• _EXERCISE_:
Omit all images, then return the remaining material exactly as it stands.

• _TASK INPUT_:
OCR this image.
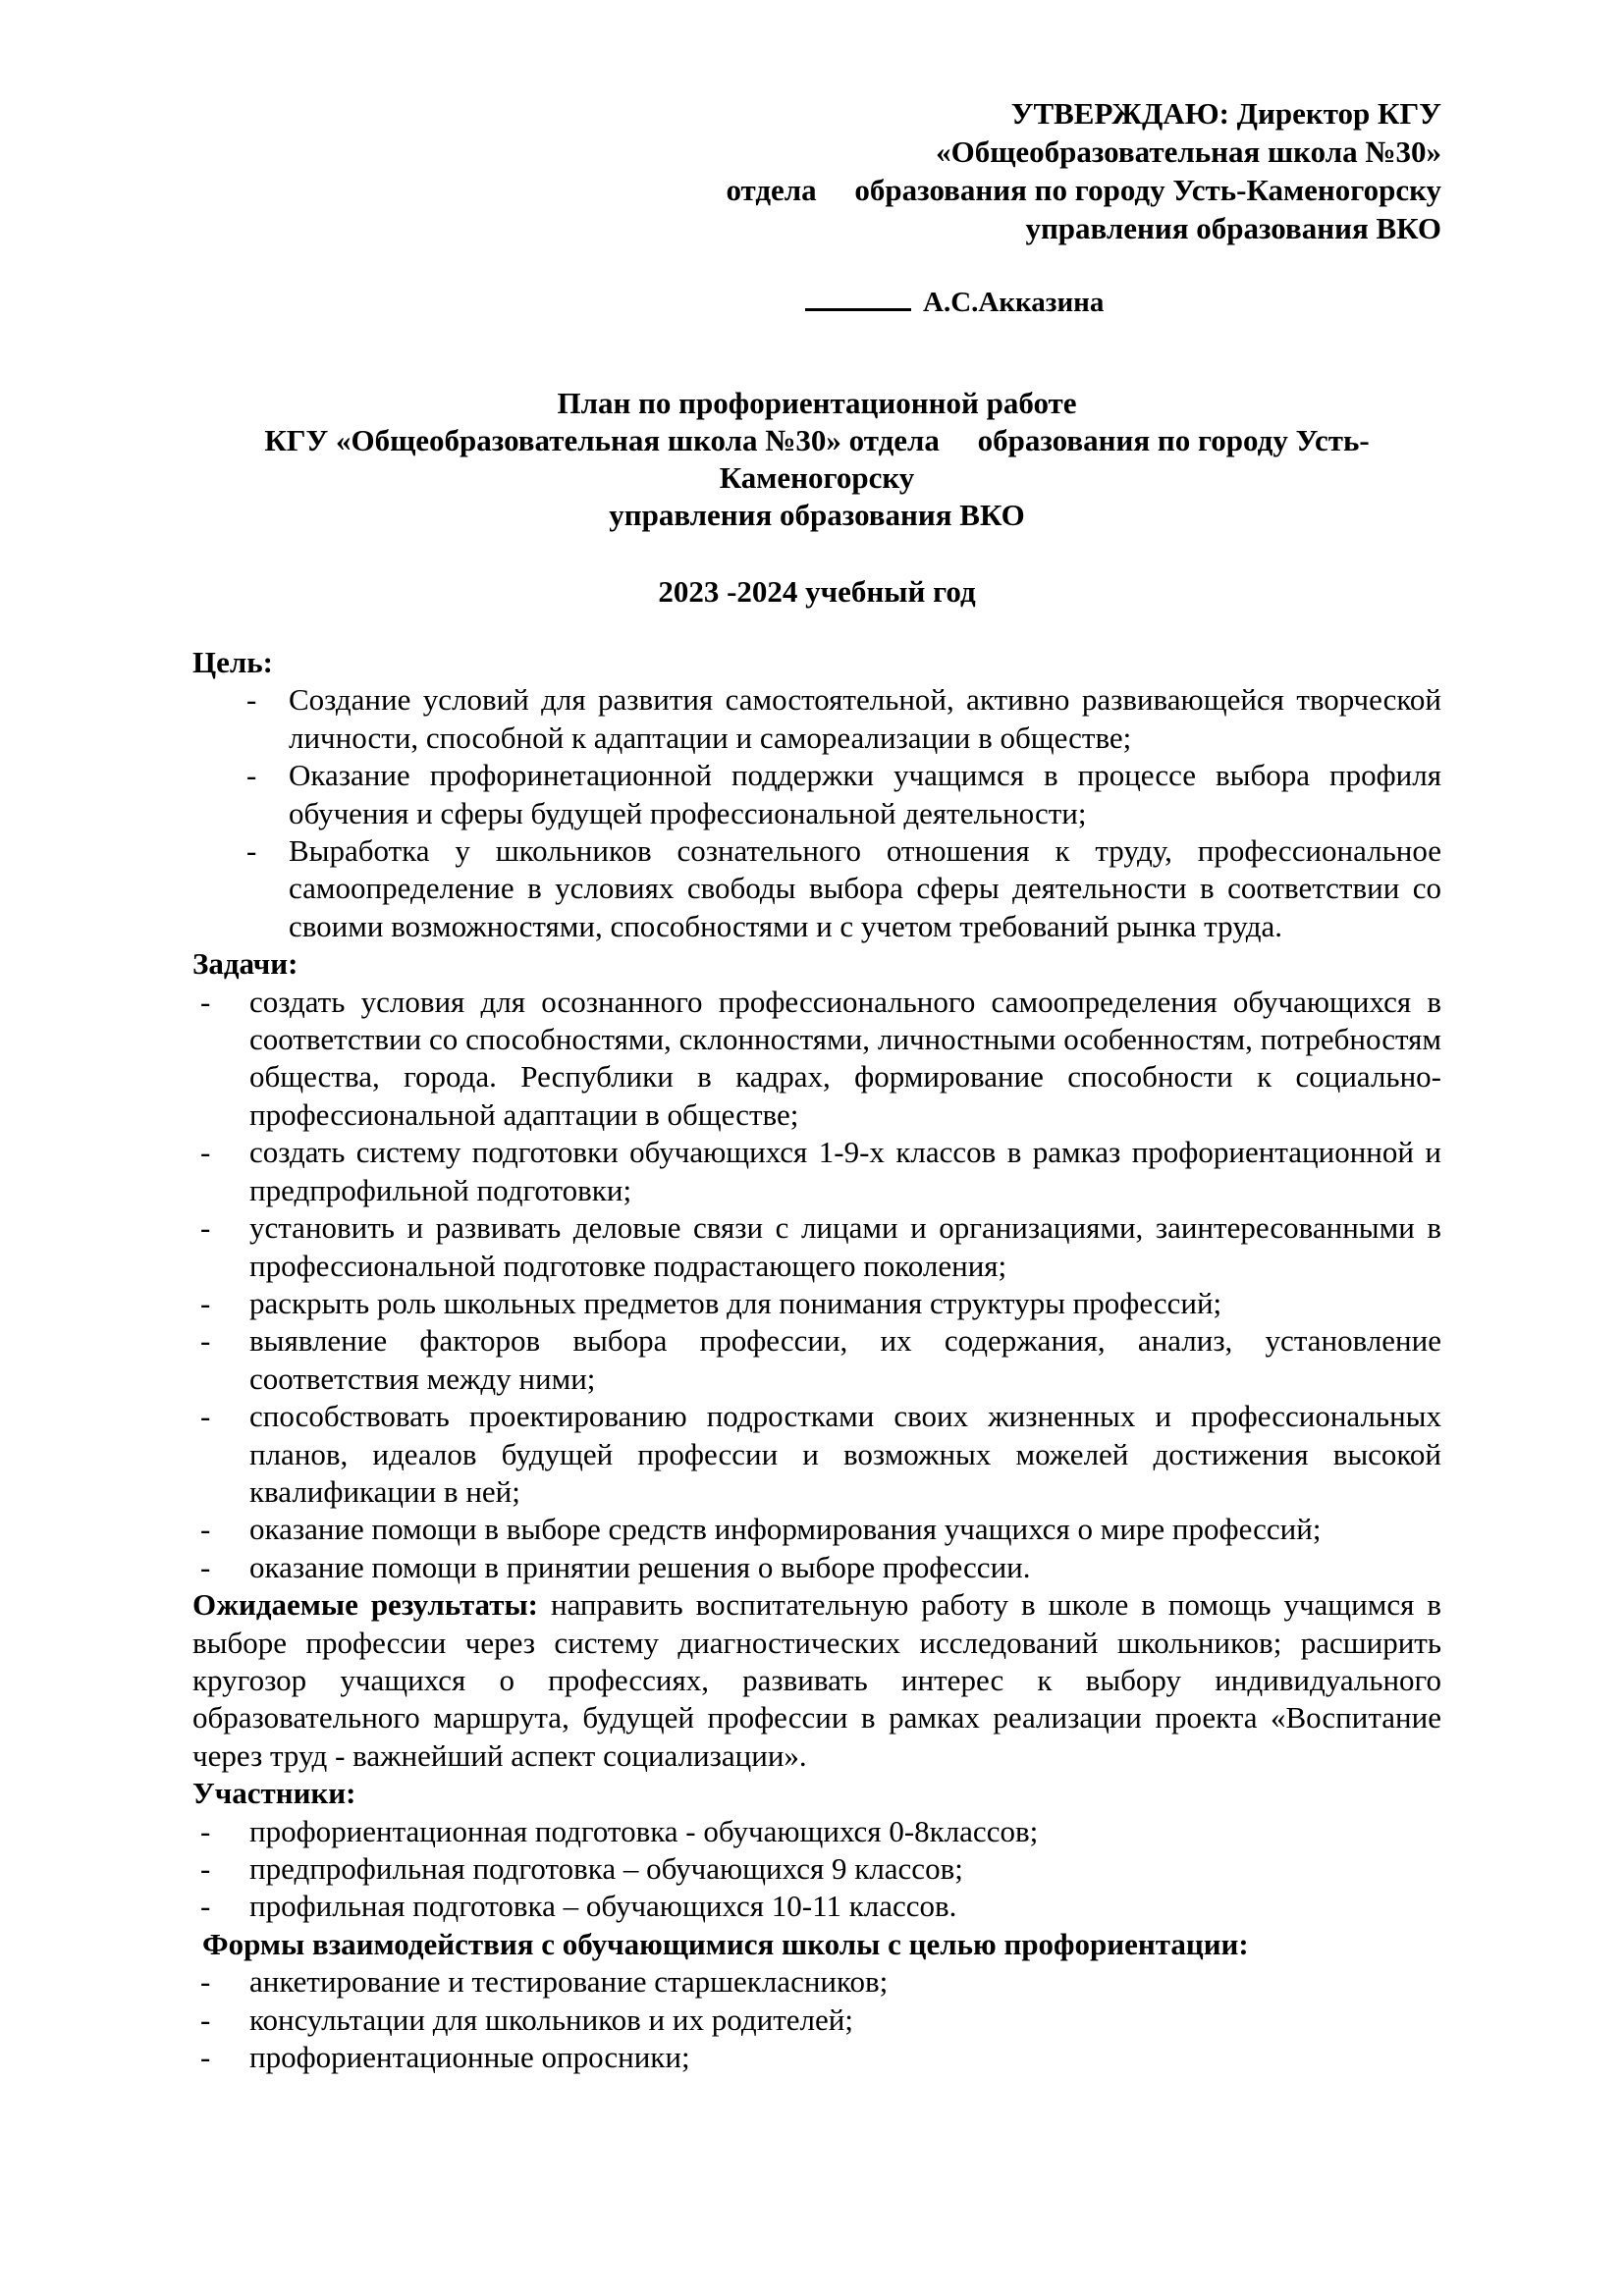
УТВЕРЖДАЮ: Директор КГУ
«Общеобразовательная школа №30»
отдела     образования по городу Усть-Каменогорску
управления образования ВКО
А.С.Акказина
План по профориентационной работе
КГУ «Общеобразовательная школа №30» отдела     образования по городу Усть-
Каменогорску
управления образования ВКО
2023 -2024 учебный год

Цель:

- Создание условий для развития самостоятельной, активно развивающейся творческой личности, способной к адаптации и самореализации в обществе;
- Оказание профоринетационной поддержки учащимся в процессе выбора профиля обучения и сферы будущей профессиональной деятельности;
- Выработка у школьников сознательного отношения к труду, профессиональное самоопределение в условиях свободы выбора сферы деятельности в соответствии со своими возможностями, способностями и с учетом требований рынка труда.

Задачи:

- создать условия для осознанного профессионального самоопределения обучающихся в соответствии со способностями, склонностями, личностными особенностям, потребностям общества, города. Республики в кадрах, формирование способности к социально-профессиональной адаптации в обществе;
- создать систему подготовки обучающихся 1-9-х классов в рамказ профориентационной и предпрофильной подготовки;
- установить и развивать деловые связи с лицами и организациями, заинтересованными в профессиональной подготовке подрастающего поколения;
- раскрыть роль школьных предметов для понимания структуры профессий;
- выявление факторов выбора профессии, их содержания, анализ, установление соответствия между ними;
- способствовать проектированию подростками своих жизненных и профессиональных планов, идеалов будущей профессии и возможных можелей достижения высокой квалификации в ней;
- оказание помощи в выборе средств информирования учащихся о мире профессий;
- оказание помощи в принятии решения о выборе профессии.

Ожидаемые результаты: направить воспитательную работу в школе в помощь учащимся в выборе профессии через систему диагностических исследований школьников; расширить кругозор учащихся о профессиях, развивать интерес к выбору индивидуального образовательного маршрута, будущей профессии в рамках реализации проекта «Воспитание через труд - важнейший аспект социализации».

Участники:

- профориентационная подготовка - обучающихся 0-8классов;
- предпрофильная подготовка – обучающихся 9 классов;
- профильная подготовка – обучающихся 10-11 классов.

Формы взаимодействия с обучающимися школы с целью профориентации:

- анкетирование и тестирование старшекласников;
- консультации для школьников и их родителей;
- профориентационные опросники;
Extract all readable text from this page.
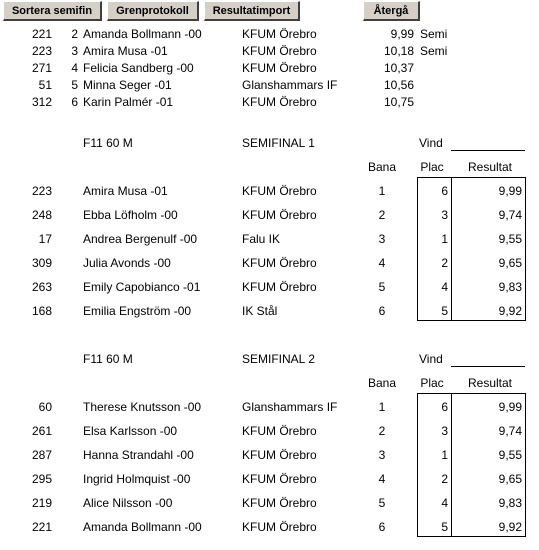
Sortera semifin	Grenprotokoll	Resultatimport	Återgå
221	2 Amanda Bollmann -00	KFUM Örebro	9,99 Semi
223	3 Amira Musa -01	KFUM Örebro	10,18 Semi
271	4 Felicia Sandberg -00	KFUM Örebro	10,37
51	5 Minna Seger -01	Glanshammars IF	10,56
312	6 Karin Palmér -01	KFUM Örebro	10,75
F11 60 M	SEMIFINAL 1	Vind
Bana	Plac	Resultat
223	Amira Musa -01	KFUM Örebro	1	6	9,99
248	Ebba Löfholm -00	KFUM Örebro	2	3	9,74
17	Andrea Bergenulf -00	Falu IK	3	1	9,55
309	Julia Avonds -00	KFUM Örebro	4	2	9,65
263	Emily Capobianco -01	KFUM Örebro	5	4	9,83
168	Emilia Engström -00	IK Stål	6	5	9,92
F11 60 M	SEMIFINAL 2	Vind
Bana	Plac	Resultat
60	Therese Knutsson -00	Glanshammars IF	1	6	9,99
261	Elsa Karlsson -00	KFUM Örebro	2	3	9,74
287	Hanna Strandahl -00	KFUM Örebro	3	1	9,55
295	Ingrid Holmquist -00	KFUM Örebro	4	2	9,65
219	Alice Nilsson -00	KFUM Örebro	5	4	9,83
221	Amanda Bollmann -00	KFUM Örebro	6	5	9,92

• _THE SOLUTION_:
OCR this image.
УТВЕРЖДАЮ: Директор КГУ
«Общеобразовательная школа №30»
отдела     образования по городу Усть-Каменогорску
управления образования ВКО
А.С.Акказина
План по профориентационной работе
КГУ «Общеобразовательная школа №30» отдела     образования по городу Усть-
Каменогорску
управления образования ВКО
2023 -2024 учебный год

Цель:

- Создание условий для развития самостоятельной, активно развивающейся творческой личности, способной к адаптации и самореализации в обществе;
- Оказание профоринетационной поддержки учащимся в процессе выбора профиля обучения и сферы будущей профессиональной деятельности;
- Выработка у школьников сознательного отношения к труду, профессиональное самоопределение в условиях свободы выбора сферы деятельности в соответствии со своими возможностями, способностями и с учетом требований рынка труда.

Задачи:

- создать условия для осознанного профессионального самоопределения обучающихся в соответствии со способностями, склонностями, личностными особенностям, потребностям общества, города. Республики в кадрах, формирование способности к социально-профессиональной адаптации в обществе;
- создать систему подготовки обучающихся 1-9-х классов в рамказ профориентационной и предпрофильной подготовки;
- установить и развивать деловые связи с лицами и организациями, заинтересованными в профессиональной подготовке подрастающего поколения;
- раскрыть роль школьных предметов для понимания структуры профессий;
- выявление факторов выбора профессии, их содержания, анализ, установление соответствия между ними;
- способствовать проектированию подростками своих жизненных и профессиональных планов, идеалов будущей профессии и возможных можелей достижения высокой квалификации в ней;
- оказание помощи в выборе средств информирования учащихся о мире профессий;
- оказание помощи в принятии решения о выборе профессии.

Ожидаемые результаты: направить воспитательную работу в школе в помощь учащимся в выборе профессии через систему диагностических исследований школьников; расширить кругозор учащихся о профессиях, развивать интерес к выбору индивидуального образовательного маршрута, будущей профессии в рамках реализации проекта «Воспитание через труд - важнейший аспект социализации».

Участники:

- профориентационная подготовка - обучающихся 0-8классов;
- предпрофильная подготовка – обучающихся 9 классов;
- профильная подготовка – обучающихся 10-11 классов.

Формы взаимодействия с обучающимися школы с целью профориентации:

- анкетирование и тестирование старшекласников;
- консультации для школьников и их родителей;
- профориентационные опросники;
Extract all readable text from this page.
Sortera semifin	Grenprotokoll	Resultatimport	Återgå
221	2 Amanda Bollmann -00	KFUM Örebro	9,99 Semi
223	3 Amira Musa -01	KFUM Örebro	10,18 Semi
271	4 Felicia Sandberg -00	KFUM Örebro	10,37
51	5 Minna Seger -01	Glanshammars IF	10,56
312	6 Karin Palmér -01	KFUM Örebro	10,75
F11 60 M	SEMIFINAL 1	Vind
Bana	Plac	Resultat
223	Amira Musa -01	KFUM Örebro	1	6	9,99
248	Ebba Löfholm -00	KFUM Örebro	2	3	9,74
17	Andrea Bergenulf -00	Falu IK	3	1	9,55
309	Julia Avonds -00	KFUM Örebro	4	2	9,65
263	Emily Capobianco -01	KFUM Örebro	5	4	9,83
168	Emilia Engström -00	IK Stål	6	5	9,92
F11 60 M	SEMIFINAL 2	Vind
Bana	Plac	Resultat
60	Therese Knutsson -00	Glanshammars IF	1	6	9,99
261	Elsa Karlsson -00	KFUM Örebro	2	3	9,74
287	Hanna Strandahl -00	KFUM Örebro	3	1	9,55
295	Ingrid Holmquist -00	KFUM Örebro	4	2	9,65
219	Alice Nilsson -00	KFUM Örebro	5	4	9,83
221	Amanda Bollmann -00	KFUM Örebro	6	5	9,92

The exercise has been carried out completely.